Text excerpt:
↓↓↓
Race Discrimination Commissioner Tim Soutphommasane’s rush to depict all Muslims as victi

Race Discrimination Commissioner Tim Soutphommasane’s rush to depict all Muslims as victims leads to an unpleasant double standard at times. Source: News Corp Australia

IN 2007 I interviewed, among others, Labor frontbencher Tony Burke for my monograph Islam in Australia, which was published later that year by the British think-tank Policy Exchange. At the time, a number of Australian Muslims had been charged with conspiracy to commit terrorist acts in NSW and Victoria following Operation Pendennis. Multiple convictions followed trials in Sydney and Melbourne. Some found guilty are still serving prison terms.

At the time, Burke estimated that about 10 per cent of the voters in his seat of Watson in southwest Sydney were Muslim. Nearly a decade later, the figure is closer to 20 per cent.
↑↑↑
Tasks for this exercise:
1/ According to the news excerpt, what share of voters in Tony Burke's seat of Watson did he estimate were Muslim in 2007?
2/ Give the part of the records that opens with the line containing "candle-body — [75, 425, 77, 427]" and closes with the line containing "timeframe-1h[interactable]: 시간 —" as a Markdown table with the columns Row and Record line, leaving out blank lines.

Stored records:
↓↓↓
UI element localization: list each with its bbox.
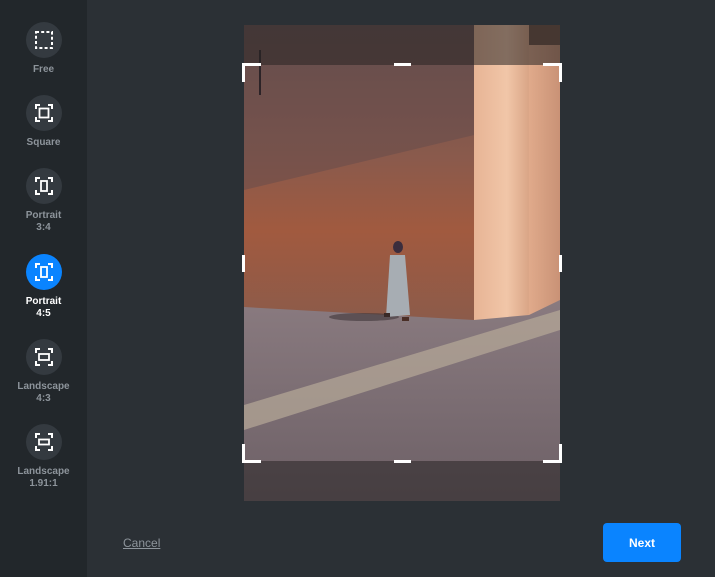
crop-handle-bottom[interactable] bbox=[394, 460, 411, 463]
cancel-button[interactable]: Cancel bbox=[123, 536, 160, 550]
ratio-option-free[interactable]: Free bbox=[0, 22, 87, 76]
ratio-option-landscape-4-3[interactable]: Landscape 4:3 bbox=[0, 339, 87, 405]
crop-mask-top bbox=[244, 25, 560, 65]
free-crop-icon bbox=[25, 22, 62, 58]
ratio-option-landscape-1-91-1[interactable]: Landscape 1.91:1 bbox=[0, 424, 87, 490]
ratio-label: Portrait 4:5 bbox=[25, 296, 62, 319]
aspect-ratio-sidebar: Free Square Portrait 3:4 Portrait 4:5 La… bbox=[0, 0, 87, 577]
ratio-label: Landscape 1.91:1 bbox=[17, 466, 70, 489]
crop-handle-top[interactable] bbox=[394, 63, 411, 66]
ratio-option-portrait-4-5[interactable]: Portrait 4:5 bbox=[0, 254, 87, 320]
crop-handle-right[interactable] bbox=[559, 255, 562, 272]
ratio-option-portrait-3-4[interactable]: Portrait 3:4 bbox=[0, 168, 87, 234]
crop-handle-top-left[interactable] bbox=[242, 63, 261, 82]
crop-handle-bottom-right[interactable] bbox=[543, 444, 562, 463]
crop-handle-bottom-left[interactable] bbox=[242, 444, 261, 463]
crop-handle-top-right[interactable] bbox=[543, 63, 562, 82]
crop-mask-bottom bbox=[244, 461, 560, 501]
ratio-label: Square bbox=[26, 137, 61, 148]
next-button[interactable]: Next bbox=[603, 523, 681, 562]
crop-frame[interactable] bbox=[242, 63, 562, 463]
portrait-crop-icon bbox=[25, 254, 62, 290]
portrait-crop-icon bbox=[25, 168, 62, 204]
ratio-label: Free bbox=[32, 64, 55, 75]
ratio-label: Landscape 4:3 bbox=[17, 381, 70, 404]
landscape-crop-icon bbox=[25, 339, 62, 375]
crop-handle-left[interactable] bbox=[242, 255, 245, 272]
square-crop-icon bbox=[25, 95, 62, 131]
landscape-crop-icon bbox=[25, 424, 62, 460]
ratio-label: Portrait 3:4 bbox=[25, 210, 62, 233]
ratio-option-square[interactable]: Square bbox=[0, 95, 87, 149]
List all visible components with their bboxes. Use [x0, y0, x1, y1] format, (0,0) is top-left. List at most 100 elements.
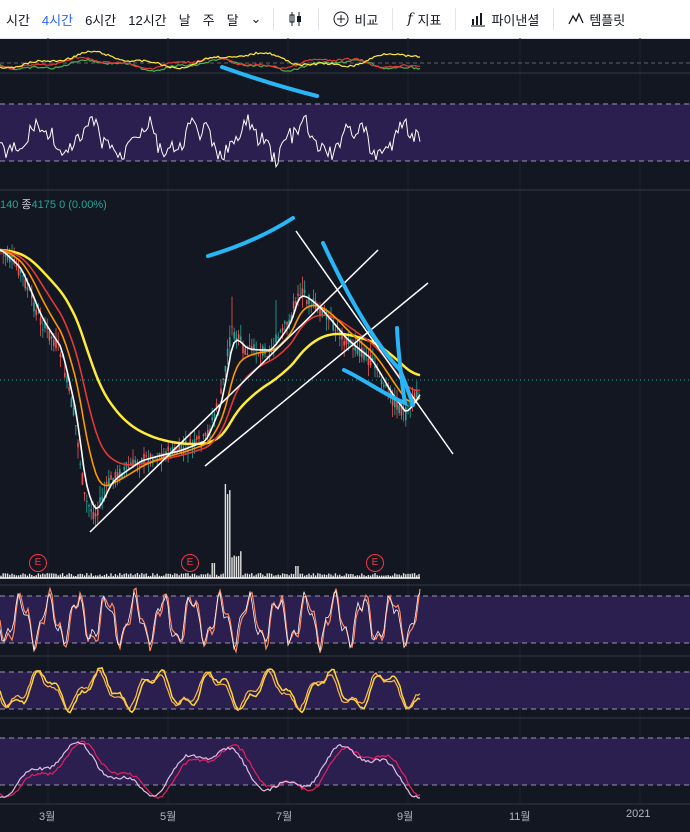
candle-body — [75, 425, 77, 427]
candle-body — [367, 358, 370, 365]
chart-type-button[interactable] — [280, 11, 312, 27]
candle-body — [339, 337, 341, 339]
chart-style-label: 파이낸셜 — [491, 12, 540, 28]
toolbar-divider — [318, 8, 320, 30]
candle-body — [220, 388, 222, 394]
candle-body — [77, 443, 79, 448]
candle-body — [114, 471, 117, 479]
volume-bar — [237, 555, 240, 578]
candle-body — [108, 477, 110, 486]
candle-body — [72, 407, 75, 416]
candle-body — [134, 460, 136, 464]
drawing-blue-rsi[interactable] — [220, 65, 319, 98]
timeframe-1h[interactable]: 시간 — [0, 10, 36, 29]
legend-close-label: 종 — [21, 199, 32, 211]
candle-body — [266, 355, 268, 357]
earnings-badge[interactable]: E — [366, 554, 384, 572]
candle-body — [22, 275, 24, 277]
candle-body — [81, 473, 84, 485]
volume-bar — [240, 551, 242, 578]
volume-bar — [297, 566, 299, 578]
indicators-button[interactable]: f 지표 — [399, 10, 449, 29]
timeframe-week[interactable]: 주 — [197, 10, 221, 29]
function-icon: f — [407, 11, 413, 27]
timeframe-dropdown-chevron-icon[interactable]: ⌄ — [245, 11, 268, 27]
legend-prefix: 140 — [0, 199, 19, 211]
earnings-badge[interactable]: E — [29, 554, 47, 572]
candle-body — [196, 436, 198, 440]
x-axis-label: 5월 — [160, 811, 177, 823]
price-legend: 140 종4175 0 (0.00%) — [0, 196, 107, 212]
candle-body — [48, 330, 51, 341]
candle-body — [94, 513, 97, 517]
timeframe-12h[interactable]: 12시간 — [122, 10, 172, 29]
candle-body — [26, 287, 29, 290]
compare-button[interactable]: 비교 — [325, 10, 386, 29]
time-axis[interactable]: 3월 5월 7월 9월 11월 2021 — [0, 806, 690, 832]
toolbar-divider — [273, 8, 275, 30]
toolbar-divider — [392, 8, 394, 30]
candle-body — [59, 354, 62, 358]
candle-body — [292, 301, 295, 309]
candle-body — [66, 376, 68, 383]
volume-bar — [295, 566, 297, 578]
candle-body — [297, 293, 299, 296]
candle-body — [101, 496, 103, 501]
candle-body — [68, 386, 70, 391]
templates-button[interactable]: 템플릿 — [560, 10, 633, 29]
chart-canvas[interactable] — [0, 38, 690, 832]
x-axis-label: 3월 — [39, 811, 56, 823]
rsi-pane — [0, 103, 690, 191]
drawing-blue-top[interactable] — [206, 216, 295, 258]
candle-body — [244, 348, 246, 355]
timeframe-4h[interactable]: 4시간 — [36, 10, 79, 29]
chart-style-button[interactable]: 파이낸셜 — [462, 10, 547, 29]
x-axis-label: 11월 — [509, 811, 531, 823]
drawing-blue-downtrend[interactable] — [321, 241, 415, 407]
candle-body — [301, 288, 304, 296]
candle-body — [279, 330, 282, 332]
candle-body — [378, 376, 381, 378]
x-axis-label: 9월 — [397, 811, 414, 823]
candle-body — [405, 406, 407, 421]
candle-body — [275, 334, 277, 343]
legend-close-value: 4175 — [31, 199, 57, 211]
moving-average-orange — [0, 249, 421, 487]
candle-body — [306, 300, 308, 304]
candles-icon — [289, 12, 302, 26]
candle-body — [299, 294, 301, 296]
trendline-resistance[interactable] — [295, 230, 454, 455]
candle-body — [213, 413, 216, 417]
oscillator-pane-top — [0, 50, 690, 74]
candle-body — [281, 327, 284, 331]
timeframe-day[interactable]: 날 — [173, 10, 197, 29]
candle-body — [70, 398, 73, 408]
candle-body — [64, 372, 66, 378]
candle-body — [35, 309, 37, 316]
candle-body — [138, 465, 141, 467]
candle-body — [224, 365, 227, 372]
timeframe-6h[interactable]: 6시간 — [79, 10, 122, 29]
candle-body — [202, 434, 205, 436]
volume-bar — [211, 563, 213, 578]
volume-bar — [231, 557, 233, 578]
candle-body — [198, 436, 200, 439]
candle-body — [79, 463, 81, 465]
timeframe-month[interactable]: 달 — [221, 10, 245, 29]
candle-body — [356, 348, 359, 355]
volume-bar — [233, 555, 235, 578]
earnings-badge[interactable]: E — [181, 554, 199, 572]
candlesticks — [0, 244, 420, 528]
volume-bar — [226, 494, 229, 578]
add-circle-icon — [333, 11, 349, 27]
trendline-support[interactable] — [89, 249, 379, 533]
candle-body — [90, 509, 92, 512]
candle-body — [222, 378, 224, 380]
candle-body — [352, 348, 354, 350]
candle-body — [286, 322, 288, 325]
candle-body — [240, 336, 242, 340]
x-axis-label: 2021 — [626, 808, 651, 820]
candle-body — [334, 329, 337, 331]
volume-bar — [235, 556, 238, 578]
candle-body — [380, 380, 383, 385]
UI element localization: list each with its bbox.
↑↑↑
↓↓↓
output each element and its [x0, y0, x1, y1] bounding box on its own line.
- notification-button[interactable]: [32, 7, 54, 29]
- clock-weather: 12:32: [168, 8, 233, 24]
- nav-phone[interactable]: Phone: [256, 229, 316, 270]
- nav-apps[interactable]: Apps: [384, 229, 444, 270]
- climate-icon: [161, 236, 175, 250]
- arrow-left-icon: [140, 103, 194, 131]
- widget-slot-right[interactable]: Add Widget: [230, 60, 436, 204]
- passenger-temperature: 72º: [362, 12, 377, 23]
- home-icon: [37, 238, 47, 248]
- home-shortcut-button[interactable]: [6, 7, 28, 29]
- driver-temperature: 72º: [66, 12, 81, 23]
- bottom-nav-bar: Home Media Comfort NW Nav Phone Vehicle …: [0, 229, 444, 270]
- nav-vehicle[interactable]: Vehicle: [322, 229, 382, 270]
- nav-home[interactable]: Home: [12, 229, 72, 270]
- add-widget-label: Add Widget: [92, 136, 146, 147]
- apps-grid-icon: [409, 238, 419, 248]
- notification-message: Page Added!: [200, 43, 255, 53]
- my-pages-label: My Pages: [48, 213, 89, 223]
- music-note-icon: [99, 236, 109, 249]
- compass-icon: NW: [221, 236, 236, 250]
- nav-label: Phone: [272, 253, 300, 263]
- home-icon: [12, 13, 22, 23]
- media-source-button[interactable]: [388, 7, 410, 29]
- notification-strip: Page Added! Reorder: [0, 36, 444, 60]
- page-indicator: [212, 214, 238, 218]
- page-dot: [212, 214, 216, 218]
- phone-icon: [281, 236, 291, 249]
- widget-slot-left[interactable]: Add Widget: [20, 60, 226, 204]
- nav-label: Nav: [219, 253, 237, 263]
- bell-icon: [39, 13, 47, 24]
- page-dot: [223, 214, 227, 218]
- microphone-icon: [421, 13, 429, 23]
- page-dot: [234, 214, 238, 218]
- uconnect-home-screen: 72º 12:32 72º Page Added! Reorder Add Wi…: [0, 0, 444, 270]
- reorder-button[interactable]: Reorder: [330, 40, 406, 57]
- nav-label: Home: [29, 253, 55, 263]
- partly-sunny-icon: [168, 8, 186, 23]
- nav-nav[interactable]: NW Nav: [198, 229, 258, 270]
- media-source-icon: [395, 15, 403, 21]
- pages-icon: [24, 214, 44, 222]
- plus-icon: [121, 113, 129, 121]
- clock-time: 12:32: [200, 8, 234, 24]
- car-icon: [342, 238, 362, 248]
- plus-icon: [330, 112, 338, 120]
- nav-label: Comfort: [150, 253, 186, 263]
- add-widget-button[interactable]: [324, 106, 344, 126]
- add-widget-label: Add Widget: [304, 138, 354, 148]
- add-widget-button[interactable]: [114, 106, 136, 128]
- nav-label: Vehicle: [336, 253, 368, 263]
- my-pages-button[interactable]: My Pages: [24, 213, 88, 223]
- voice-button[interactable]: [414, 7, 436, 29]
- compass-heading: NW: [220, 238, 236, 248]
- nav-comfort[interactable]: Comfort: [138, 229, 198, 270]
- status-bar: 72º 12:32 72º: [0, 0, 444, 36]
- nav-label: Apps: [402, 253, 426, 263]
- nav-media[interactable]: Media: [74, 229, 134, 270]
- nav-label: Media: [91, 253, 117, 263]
↑↑↑
↓↓↓
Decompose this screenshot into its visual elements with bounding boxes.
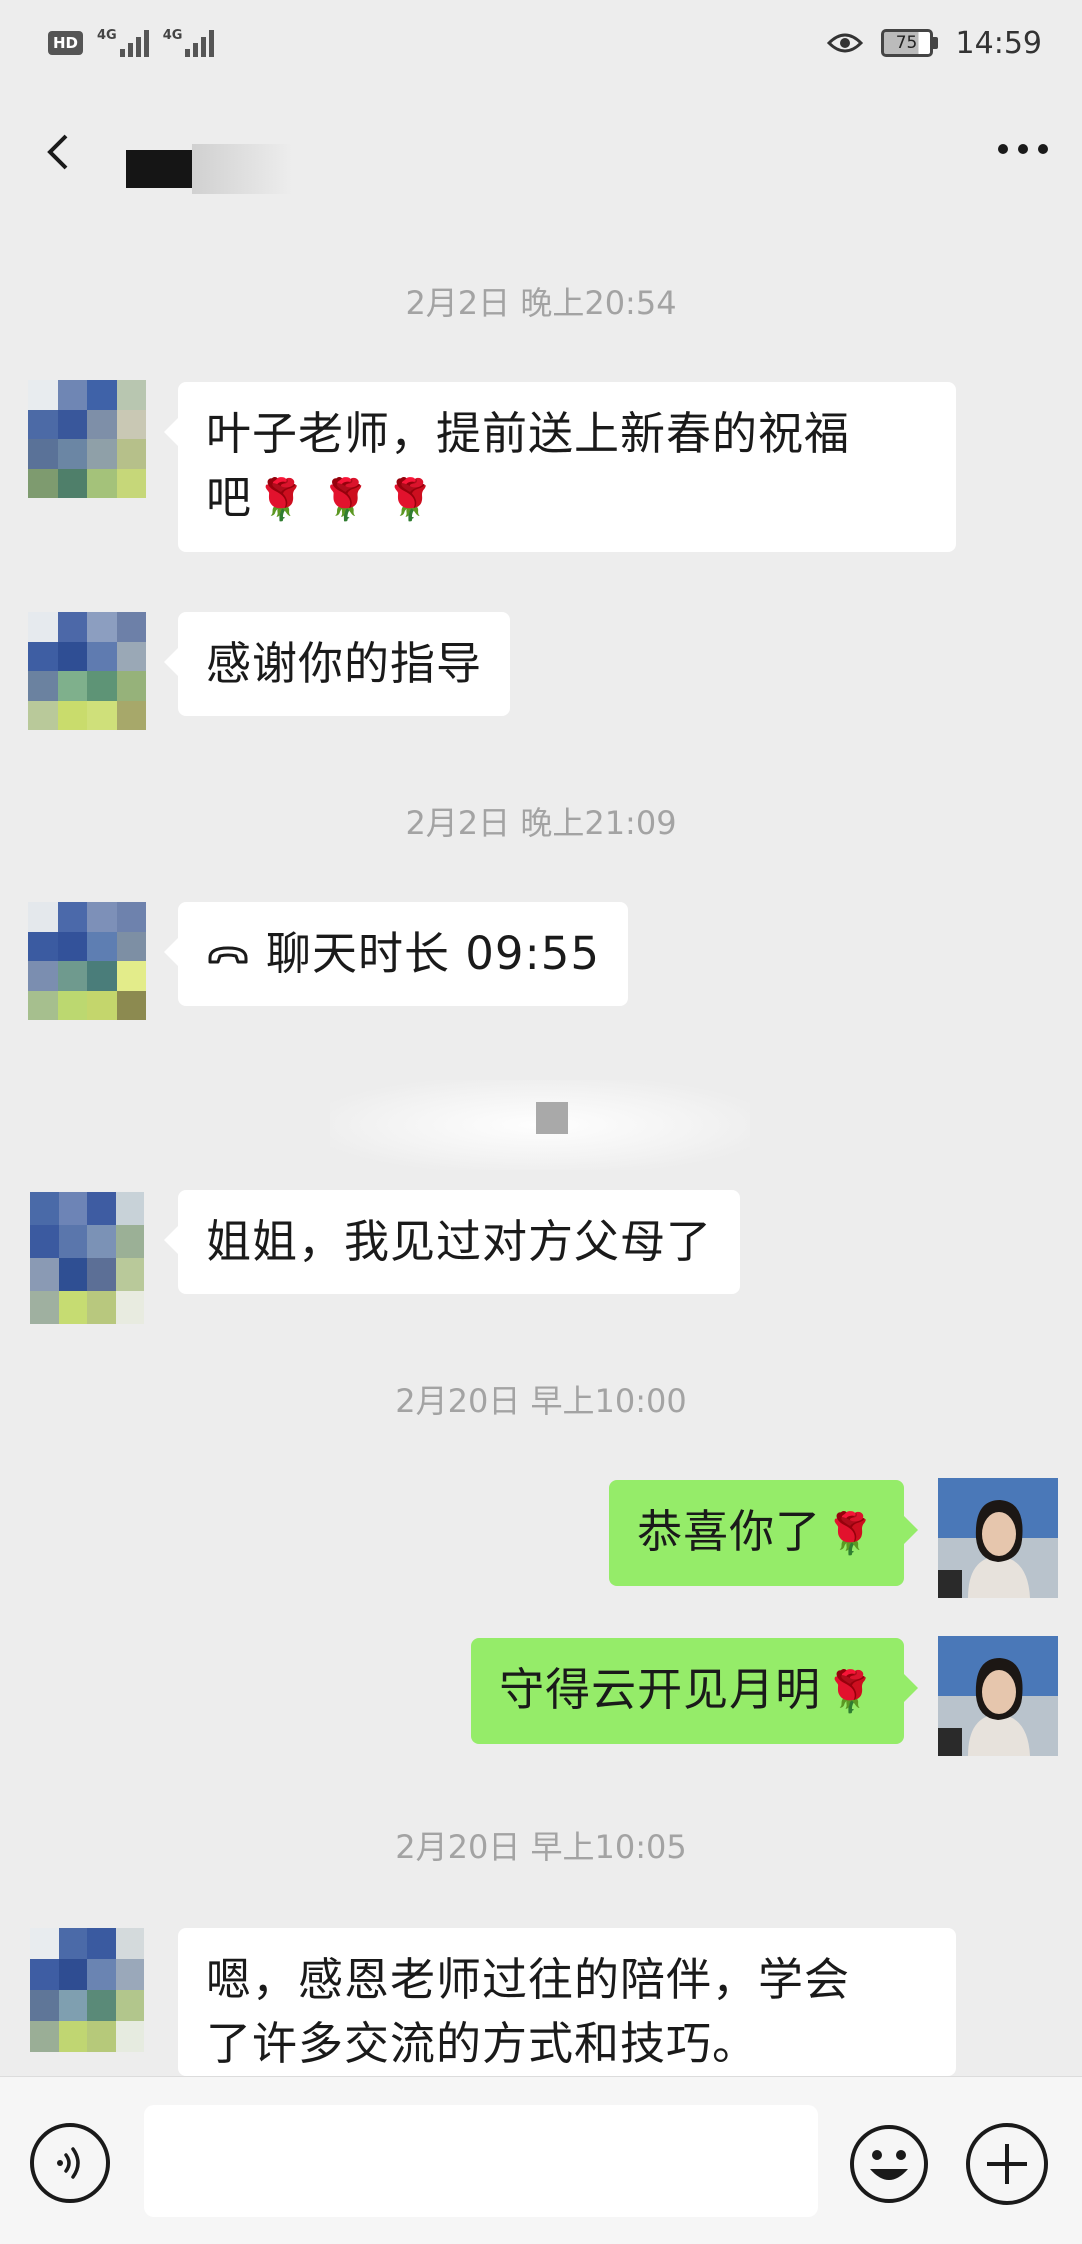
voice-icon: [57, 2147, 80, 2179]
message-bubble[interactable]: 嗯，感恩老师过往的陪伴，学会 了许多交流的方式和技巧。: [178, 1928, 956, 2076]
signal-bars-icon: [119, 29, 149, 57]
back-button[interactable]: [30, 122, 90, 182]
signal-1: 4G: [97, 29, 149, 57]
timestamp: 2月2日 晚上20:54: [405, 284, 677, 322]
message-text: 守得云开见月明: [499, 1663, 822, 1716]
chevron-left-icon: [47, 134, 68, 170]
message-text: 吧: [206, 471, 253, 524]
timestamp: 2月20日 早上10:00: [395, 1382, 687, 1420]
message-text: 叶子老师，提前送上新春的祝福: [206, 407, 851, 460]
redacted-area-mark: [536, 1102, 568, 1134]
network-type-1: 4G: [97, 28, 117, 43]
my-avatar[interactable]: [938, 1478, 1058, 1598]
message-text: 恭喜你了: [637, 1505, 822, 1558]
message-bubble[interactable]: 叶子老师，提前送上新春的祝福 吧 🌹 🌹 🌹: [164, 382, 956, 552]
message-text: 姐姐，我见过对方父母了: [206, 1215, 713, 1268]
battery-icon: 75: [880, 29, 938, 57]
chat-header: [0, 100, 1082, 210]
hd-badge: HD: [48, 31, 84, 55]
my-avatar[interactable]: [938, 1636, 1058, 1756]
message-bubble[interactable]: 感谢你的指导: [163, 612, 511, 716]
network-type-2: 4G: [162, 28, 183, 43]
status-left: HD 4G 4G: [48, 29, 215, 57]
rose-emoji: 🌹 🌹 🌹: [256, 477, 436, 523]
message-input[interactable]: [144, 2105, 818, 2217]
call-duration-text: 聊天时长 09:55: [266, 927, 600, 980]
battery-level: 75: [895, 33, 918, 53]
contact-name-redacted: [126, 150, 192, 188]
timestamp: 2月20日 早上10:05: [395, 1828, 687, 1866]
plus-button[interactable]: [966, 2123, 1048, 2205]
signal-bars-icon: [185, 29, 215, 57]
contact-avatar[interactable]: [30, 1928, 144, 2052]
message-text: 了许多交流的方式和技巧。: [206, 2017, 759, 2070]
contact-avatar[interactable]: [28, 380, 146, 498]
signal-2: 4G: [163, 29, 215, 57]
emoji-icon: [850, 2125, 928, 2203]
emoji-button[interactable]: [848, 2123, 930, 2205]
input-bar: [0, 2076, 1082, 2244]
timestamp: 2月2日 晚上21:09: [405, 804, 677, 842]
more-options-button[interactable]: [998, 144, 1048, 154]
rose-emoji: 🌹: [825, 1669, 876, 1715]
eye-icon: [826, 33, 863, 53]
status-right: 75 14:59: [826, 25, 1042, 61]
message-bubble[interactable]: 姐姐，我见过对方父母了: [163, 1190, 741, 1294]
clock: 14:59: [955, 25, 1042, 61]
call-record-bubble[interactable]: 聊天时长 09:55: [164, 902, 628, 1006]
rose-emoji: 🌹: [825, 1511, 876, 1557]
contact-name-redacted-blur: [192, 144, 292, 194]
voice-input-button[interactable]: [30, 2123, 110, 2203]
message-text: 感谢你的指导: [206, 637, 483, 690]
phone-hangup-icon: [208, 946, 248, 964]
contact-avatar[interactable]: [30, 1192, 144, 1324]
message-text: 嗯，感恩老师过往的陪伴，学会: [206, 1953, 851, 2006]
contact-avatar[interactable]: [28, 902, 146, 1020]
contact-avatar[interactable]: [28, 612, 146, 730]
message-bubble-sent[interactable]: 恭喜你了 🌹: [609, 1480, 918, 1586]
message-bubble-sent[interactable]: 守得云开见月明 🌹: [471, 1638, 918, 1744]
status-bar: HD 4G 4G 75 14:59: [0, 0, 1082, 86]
↑↑↑
Task-by-task solutions:
1/ About 10 percent.

2/
| Row | Record line |
|---|---|
| 1 | candle-body — [75, 425, 77, 427] |
| 2 | candle-body — [367, 358, 370, 365] |
| 3 | chart-type-button[interactable] — [280, 11, 312, 27] |
| 4 | candle-body — [339, 337, 341, 339] |
| 5 | chart-style-label: 파이낸셜 — [491, 12, 540, 28] |
| 6 | toolbar-divider — [318, 8, 320, 30] |
| 7 | candle-body — [220, 388, 222, 394] |
| 8 | candle-body — [77, 443, 79, 448] |
| 9 | candle-body — [114, 471, 117, 479] |
| 10 | volume-bar — [237, 555, 240, 578] |
| 11 | candle-body — [108, 477, 110, 486] |
| 12 | candle-body — [72, 407, 75, 416] |
| 13 | candle-body — [134, 460, 136, 464] |
| 14 | drawing-blue-rsi[interactable] — [220, 65, 319, 98] |
| 15 | timeframe-1h[interactable]: 시간 — [0, 10, 36, 29] |